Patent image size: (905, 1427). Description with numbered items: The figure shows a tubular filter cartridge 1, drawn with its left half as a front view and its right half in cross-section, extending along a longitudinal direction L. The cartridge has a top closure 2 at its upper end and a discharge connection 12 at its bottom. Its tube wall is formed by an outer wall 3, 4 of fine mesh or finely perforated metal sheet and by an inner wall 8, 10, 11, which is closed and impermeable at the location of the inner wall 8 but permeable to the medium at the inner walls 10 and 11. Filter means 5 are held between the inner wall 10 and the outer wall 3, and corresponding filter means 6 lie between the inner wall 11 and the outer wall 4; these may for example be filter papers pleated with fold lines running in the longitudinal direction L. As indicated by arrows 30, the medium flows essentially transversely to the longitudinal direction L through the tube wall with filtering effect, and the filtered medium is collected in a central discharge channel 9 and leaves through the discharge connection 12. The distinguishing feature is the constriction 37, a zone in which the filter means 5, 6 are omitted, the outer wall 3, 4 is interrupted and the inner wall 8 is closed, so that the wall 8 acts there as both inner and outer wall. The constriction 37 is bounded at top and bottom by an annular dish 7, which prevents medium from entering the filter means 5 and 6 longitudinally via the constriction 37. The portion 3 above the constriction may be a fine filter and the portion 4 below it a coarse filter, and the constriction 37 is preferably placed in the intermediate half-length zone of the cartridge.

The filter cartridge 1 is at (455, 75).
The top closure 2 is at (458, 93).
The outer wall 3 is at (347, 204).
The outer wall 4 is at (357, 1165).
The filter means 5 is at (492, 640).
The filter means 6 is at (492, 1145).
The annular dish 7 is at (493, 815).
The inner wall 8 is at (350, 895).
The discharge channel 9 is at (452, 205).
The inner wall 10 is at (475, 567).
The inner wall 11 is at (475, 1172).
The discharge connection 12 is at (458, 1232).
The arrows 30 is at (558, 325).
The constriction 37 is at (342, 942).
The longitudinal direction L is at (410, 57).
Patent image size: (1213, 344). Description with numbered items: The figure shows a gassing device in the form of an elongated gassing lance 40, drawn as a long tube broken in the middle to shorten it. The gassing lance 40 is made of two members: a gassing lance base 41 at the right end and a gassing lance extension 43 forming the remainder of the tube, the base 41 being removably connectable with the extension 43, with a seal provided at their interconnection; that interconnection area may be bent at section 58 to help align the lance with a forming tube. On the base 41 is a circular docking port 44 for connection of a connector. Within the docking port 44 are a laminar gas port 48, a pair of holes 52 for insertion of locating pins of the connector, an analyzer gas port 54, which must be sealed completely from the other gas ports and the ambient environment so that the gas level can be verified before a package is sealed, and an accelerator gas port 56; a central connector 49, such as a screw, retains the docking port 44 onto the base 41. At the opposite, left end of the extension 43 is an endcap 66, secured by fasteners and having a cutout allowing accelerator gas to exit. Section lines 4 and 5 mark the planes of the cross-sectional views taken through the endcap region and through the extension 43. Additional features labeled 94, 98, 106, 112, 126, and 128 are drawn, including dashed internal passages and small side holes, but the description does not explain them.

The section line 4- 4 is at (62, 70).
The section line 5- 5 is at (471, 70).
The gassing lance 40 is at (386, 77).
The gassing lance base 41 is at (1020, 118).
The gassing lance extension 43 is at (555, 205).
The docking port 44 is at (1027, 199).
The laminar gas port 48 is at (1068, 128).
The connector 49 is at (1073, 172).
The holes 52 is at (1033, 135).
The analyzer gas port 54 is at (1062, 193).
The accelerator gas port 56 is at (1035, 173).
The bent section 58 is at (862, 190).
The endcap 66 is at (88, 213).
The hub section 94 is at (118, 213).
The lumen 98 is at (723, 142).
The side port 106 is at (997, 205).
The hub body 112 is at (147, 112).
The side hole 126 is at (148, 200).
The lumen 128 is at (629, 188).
——————
Copy out every line above verbatim, from the first to the last.

◆ **Solved exercise**
Patent image size: (905, 1427). Description with numbered items: The figure shows a tubular filter cartridge 1, drawn with its left half as a front view and its right half in cross-section, extending along a longitudinal direction L. The cartridge has a top closure 2 at its upper end and a discharge connection 12 at its bottom. Its tube wall is formed by an outer wall 3, 4 of fine mesh or finely perforated metal sheet and by an inner wall 8, 10, 11, which is closed and impermeable at the location of the inner wall 8 but permeable to the medium at the inner walls 10 and 11. Filter means 5 are held between the inner wall 10 and the outer wall 3, and corresponding filter means 6 lie between the inner wall 11 and the outer wall 4; these may for example be filter papers pleated with fold lines running in the longitudinal direction L. As indicated by arrows 30, the medium flows essentially transversely to the longitudinal direction L through the tube wall with filtering effect, and the filtered medium is collected in a central discharge channel 9 and leaves through the discharge connection 12. The distinguishing feature is the constriction 37, a zone in which the filter means 5, 6 are omitted, the outer wall 3, 4 is interrupted and the inner wall 8 is closed, so that the wall 8 acts there as both inner and outer wall. The constriction 37 is bounded at top and bottom by an annular dish 7, which prevents medium from entering the filter means 5 and 6 longitudinally via the constriction 37. The portion 3 above the constriction may be a fine filter and the portion 4 below it a coarse filter, and the constriction 37 is preferably placed in the intermediate half-length zone of the cartridge.

The filter cartridge 1 is at (455, 75).
The top closure 2 is at (458, 93).
The outer wall 3 is at (347, 204).
The outer wall 4 is at (357, 1165).
The filter means 5 is at (492, 640).
The filter means 6 is at (492, 1145).
The annular dish 7 is at (493, 815).
The inner wall 8 is at (350, 895).
The discharge channel 9 is at (452, 205).
The inner wall 10 is at (475, 567).
The inner wall 11 is at (475, 1172).
The discharge connection 12 is at (458, 1232).
The arrows 30 is at (558, 325).
The constriction 37 is at (342, 942).
The longitudinal direction L is at (410, 57).
Patent image size: (1213, 344). Description with numbered items: The figure shows a gassing device in the form of an elongated gassing lance 40, drawn as a long tube broken in the middle to shorten it. The gassing lance 40 is made of two members: a gassing lance base 41 at the right end and a gassing lance extension 43 forming the remainder of the tube, the base 41 being removably connectable with the extension 43, with a seal provided at their interconnection; that interconnection area may be bent at section 58 to help align the lance with a forming tube. On the base 41 is a circular docking port 44 for connection of a connector. Within the docking port 44 are a laminar gas port 48, a pair of holes 52 for insertion of locating pins of the connector, an analyzer gas port 54, which must be sealed completely from the other gas ports and the ambient environment so that the gas level can be verified before a package is sealed, and an accelerator gas port 56; a central connector 49, such as a screw, retains the docking port 44 onto the base 41. At the opposite, left end of the extension 43 is an endcap 66, secured by fasteners and having a cutout allowing accelerator gas to exit. Section lines 4 and 5 mark the planes of the cross-sectional views taken through the endcap region and through the extension 43. Additional features labeled 94, 98, 106, 112, 126, and 128 are drawn, including dashed internal passages and small side holes, but the description does not explain them.

The section line 4- 4 is at (62, 70).
The section line 5- 5 is at (471, 70).
The gassing lance 40 is at (386, 77).
The gassing lance base 41 is at (1020, 118).
The gassing lance extension 43 is at (555, 205).
The docking port 44 is at (1027, 199).
The laminar gas port 48 is at (1068, 128).
The connector 49 is at (1073, 172).
The holes 52 is at (1033, 135).
The analyzer gas port 54 is at (1062, 193).
The accelerator gas port 56 is at (1035, 173).
The bent section 58 is at (862, 190).
The endcap 66 is at (88, 213).
The hub section 94 is at (118, 213).
The lumen 98 is at (723, 142).
The side port 106 is at (997, 205).
The hub body 112 is at (147, 112).
The side hole 126 is at (148, 200).
The lumen 128 is at (629, 188).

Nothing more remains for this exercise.